(Dataset records)

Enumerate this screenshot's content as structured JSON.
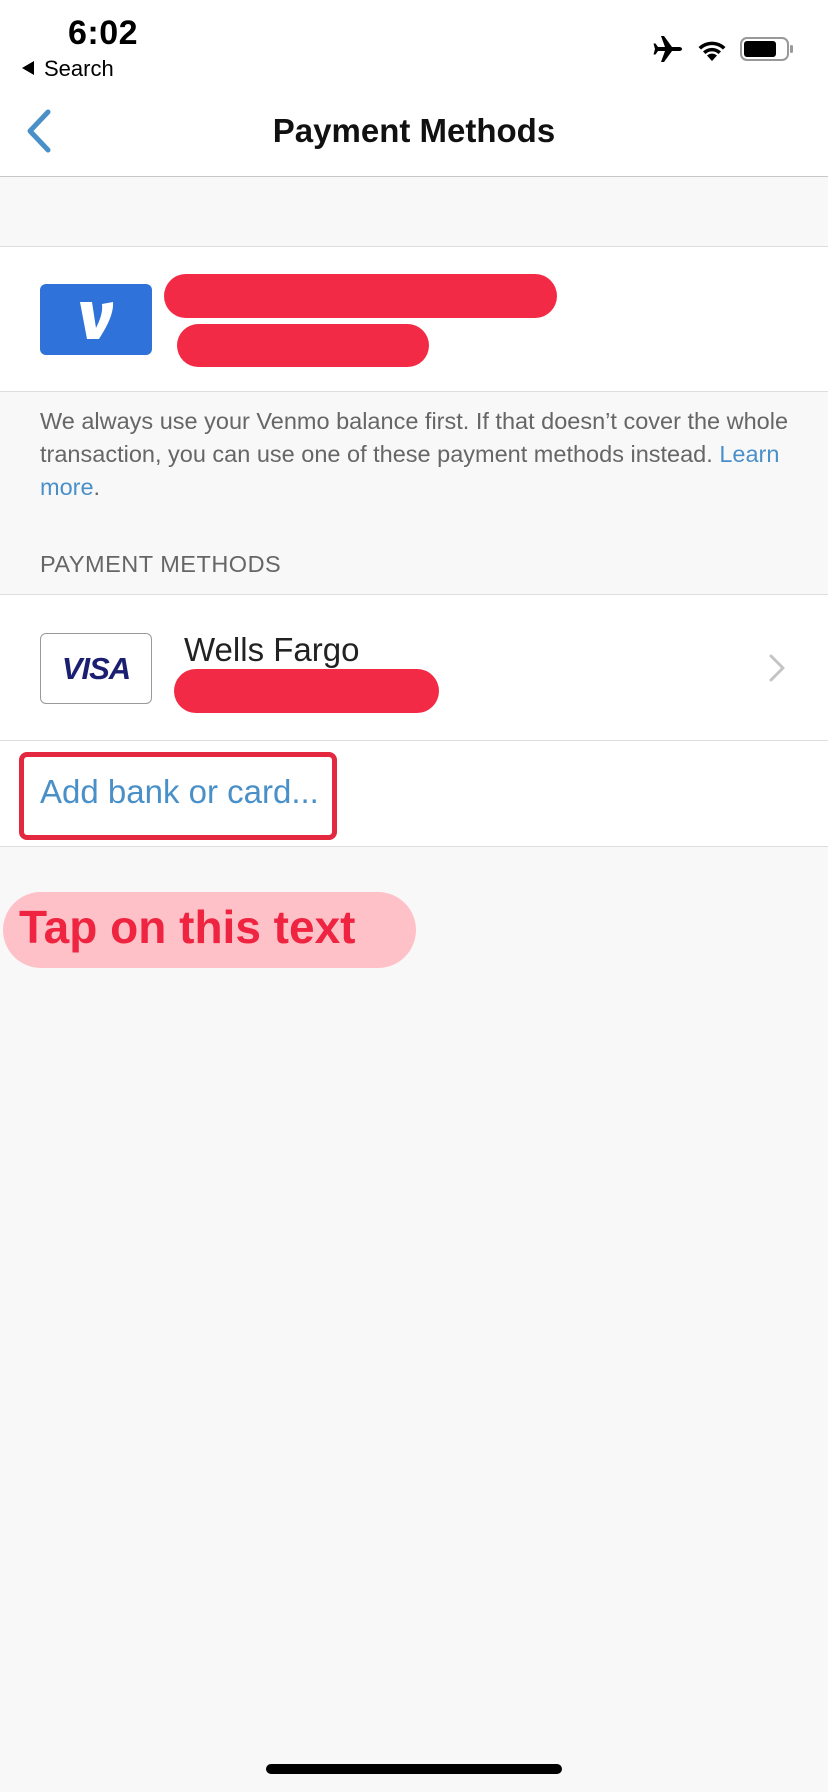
{
  "status_bar": {
    "time": "6:02",
    "back_label": "Search",
    "icons": [
      "airplane-icon",
      "wifi-icon",
      "battery-icon"
    ]
  },
  "nav": {
    "title": "Payment Methods",
    "back_icon": "chevron-left-icon"
  },
  "balance": {
    "logo_letter": "V",
    "logo_color": "#2f72d9"
  },
  "info": {
    "text": "We always use your Venmo balance first. If that doesn’t cover the whole transaction, you can use one of these payment methods instead. ",
    "link": "Learn more",
    "period": "."
  },
  "section": {
    "header": "PAYMENT METHODS"
  },
  "methods": [
    {
      "brand": "VISA",
      "name": "Wells Fargo"
    }
  ],
  "add_method": {
    "label": "Add bank or card..."
  },
  "annotation": {
    "text": "Tap on this text",
    "color": "#ee2440"
  },
  "colors": {
    "accent_link": "#4a90c8",
    "redaction": "#f22a45",
    "visa_blue": "#1a1f71"
  }
}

* **Directions**
Working from the lines above, reproduce the material exactly and exclude its pictures.

* **Task response**
Enumerate this screenshot's content as structured JSON.
{
  "status_bar": {
    "time": "6:02",
    "back_label": "Search",
    "icons": [
      "airplane-icon",
      "wifi-icon",
      "battery-icon"
    ]
  },
  "nav": {
    "title": "Payment Methods",
    "back_icon": "chevron-left-icon"
  },
  "balance": {
    "logo_letter": "V",
    "logo_color": "#2f72d9"
  },
  "info": {
    "text": "We always use your Venmo balance first. If that doesn’t cover the whole transaction, you can use one of these payment methods instead. ",
    "link": "Learn more",
    "period": "."
  },
  "section": {
    "header": "PAYMENT METHODS"
  },
  "methods": [
    {
      "brand": "VISA",
      "name": "Wells Fargo"
    }
  ],
  "add_method": {
    "label": "Add bank or card..."
  },
  "annotation": {
    "text": "Tap on this text",
    "color": "#ee2440"
  },
  "colors": {
    "accent_link": "#4a90c8",
    "redaction": "#f22a45",
    "visa_blue": "#1a1f71"
  }
}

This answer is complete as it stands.